--- Start of Record set ---
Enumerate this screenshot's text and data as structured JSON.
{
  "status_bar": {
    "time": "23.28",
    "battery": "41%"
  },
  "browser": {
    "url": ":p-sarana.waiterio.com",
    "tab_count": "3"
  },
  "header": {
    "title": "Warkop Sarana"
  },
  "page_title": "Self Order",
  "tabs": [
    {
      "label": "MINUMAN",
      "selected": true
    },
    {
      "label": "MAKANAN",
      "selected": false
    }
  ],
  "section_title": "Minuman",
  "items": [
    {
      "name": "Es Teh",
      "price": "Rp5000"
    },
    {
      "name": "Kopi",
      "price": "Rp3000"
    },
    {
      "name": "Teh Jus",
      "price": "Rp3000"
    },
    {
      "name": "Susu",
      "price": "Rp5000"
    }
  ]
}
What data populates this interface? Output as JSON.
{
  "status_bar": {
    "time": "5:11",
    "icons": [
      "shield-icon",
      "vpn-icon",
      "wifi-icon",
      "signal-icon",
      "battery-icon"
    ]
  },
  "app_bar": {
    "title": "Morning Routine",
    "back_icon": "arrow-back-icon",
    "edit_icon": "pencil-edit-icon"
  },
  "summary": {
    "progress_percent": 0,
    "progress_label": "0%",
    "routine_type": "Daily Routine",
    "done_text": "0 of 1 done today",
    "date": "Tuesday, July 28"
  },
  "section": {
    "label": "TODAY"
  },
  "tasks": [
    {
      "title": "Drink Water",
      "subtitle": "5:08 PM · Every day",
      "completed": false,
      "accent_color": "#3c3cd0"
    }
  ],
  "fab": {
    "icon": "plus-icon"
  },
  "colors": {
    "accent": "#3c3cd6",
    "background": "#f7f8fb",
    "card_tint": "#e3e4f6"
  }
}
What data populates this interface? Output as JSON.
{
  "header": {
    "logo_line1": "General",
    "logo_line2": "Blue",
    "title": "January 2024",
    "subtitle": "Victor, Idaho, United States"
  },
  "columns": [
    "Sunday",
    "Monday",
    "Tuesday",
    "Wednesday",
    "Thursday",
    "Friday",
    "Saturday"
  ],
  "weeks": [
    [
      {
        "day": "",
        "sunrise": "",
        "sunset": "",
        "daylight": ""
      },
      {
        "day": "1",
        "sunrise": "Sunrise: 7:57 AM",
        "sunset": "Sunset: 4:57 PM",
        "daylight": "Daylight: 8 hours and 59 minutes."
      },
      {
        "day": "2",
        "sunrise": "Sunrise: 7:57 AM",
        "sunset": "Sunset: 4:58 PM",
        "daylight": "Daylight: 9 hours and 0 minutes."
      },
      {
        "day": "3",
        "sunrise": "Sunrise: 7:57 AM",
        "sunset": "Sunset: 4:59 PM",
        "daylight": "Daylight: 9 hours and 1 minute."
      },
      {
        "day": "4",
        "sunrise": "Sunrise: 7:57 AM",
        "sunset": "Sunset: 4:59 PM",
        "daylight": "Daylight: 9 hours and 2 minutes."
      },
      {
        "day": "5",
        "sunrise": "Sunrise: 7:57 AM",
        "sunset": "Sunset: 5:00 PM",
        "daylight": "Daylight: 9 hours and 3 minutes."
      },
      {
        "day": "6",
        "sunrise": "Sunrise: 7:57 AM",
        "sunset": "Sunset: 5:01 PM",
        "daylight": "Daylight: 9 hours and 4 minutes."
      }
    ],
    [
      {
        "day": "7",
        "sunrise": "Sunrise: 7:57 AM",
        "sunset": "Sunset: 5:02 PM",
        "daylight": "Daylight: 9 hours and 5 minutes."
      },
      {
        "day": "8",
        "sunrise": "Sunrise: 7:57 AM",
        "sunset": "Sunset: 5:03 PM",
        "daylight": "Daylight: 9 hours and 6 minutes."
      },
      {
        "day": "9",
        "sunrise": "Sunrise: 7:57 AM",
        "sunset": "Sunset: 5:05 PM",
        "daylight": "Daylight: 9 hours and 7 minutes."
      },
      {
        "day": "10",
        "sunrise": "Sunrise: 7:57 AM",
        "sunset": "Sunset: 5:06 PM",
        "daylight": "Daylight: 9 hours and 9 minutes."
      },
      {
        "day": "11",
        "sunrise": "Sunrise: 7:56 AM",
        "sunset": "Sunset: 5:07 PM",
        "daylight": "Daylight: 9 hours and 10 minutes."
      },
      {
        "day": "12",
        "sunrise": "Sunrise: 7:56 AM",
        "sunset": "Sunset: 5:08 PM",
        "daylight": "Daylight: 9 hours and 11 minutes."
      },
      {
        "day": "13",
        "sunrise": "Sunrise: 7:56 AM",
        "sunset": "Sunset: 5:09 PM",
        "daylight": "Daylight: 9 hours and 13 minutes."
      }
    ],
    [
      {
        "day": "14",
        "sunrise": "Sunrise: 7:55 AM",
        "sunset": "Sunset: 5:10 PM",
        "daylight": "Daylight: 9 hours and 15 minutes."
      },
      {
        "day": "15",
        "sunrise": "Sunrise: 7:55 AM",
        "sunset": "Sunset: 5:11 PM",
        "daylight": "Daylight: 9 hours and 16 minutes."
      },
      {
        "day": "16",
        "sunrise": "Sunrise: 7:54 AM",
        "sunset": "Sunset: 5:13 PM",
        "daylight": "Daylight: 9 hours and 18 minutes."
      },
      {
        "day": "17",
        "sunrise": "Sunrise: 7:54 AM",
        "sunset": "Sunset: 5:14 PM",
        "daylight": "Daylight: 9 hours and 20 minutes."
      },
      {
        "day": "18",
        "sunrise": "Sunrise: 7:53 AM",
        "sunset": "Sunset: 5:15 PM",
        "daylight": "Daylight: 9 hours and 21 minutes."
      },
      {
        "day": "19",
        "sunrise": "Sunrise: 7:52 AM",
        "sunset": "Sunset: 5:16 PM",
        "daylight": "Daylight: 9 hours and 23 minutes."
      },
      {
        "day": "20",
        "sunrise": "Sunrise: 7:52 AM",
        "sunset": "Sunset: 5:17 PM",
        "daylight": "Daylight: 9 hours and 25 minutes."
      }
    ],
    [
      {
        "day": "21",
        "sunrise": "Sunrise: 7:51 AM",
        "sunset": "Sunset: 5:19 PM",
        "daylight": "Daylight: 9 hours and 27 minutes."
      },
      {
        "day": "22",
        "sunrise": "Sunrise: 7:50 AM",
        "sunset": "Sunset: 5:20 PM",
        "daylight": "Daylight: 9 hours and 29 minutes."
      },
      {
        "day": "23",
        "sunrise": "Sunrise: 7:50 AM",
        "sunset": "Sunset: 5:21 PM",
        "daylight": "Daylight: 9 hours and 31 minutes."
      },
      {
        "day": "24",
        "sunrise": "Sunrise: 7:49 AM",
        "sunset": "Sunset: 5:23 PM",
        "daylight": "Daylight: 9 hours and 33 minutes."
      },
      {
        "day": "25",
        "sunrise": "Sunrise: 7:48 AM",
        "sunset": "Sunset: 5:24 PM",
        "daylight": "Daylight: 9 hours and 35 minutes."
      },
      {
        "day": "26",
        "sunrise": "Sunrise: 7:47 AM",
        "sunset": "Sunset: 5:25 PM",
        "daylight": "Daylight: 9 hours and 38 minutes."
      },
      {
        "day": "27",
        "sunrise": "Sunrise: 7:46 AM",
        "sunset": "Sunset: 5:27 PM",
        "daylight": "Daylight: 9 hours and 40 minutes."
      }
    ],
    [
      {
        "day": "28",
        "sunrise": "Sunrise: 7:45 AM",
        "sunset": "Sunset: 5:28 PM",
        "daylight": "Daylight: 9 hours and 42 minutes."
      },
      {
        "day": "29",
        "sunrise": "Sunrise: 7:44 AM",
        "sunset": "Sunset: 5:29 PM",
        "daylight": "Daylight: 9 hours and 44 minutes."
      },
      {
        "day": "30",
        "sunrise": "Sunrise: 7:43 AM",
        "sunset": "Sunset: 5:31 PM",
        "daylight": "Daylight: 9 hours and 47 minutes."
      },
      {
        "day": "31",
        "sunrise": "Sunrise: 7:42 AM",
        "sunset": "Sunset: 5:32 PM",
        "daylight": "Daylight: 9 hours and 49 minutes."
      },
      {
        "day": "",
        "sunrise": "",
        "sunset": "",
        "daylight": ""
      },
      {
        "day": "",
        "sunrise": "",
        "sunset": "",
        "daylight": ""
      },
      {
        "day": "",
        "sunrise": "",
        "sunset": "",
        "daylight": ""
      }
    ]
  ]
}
--- End of Record set ---
◆ **Set exercise**
Extract every line from the records above that contains the word "subtitle".

◆ **Solution to this problem**
      "subtitle": "5:08 PM · Every day",
    "subtitle": "Victor, Idaho, United States"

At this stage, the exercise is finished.